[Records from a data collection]
* * * * * * * * *

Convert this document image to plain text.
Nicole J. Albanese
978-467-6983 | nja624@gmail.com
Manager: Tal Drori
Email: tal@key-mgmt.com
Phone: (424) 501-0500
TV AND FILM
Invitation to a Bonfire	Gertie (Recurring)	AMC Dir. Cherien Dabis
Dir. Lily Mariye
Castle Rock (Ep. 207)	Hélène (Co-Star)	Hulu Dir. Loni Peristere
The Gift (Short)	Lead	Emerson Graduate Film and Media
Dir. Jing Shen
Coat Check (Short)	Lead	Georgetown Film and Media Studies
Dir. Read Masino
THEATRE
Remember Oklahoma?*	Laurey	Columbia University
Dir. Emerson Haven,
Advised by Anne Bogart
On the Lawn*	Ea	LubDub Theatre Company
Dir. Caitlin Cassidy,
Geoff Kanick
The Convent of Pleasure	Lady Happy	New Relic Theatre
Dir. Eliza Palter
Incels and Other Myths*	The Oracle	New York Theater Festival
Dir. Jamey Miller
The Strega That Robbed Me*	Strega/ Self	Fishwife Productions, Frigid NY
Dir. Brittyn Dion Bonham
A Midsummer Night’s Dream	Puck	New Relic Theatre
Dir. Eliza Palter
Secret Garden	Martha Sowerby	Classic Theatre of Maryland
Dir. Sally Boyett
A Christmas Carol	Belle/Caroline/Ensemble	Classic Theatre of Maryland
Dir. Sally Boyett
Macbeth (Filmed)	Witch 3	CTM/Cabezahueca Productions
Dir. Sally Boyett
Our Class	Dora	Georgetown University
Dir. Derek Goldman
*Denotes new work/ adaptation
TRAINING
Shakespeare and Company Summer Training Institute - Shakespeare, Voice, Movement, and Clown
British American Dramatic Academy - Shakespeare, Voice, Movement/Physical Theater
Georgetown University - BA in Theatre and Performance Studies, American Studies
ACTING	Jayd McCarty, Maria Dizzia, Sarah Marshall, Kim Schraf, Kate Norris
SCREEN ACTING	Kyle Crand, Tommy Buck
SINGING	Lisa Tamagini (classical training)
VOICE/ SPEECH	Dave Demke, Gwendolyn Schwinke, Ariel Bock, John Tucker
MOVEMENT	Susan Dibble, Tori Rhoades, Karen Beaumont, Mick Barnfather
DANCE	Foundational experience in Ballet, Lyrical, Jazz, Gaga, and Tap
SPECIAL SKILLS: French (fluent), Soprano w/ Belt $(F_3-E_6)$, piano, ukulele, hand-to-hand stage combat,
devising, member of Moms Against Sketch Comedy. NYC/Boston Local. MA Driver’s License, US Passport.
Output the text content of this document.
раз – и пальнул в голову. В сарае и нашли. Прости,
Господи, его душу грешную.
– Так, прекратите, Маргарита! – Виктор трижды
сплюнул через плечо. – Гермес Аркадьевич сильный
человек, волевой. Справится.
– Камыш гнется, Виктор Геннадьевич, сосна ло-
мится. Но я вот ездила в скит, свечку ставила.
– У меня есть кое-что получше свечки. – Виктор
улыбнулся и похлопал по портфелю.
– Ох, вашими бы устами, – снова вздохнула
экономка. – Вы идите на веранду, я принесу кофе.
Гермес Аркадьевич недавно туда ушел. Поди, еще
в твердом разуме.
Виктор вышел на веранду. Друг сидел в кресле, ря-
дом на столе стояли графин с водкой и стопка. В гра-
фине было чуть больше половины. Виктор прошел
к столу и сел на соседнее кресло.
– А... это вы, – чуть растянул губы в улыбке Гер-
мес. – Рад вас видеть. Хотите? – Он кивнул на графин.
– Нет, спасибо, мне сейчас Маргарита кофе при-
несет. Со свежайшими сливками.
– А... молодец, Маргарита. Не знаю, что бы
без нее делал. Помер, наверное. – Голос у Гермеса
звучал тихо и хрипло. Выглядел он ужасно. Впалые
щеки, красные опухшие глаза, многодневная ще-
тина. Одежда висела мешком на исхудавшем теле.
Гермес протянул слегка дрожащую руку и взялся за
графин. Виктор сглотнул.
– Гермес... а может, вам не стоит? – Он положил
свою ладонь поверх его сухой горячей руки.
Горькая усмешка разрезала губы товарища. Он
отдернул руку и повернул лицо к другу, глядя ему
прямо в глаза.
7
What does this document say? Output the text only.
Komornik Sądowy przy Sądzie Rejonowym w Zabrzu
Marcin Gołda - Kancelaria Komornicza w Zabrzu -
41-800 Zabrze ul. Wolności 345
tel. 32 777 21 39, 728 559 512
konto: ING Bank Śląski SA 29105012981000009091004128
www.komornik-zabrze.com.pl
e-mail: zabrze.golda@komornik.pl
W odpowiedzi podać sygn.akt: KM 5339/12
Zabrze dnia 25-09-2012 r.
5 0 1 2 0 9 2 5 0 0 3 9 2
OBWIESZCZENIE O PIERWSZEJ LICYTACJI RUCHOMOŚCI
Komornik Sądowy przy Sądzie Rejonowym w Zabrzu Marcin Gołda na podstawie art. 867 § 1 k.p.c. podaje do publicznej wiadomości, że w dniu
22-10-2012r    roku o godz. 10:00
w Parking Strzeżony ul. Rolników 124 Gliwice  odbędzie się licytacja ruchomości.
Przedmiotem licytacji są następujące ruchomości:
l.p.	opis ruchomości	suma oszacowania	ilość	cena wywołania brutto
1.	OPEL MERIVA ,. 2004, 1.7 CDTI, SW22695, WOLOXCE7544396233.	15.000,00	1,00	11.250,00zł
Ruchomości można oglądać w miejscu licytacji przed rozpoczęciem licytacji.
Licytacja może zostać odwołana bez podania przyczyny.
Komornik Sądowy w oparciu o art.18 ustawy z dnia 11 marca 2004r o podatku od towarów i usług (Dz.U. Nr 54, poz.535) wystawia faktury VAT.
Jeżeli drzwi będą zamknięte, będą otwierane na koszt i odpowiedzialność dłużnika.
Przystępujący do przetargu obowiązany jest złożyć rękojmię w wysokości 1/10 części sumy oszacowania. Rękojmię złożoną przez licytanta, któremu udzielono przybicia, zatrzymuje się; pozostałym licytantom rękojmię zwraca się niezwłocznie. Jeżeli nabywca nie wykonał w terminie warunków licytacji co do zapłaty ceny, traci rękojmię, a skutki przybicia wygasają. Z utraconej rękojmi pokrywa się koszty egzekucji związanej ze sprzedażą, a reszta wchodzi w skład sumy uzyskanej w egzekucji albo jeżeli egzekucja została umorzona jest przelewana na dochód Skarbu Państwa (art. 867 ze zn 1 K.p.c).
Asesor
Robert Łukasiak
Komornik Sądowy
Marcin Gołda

* * * * * * * * *

Exercise
Filter the records above and return every line that holds the word "Shakespeare".

Finished exercise
Shakespeare and Company Summer Training Institute - Shakespeare, Voice, Movement, and Clown
British American Dramatic Academy - Shakespeare, Voice, Movement/Physical Theater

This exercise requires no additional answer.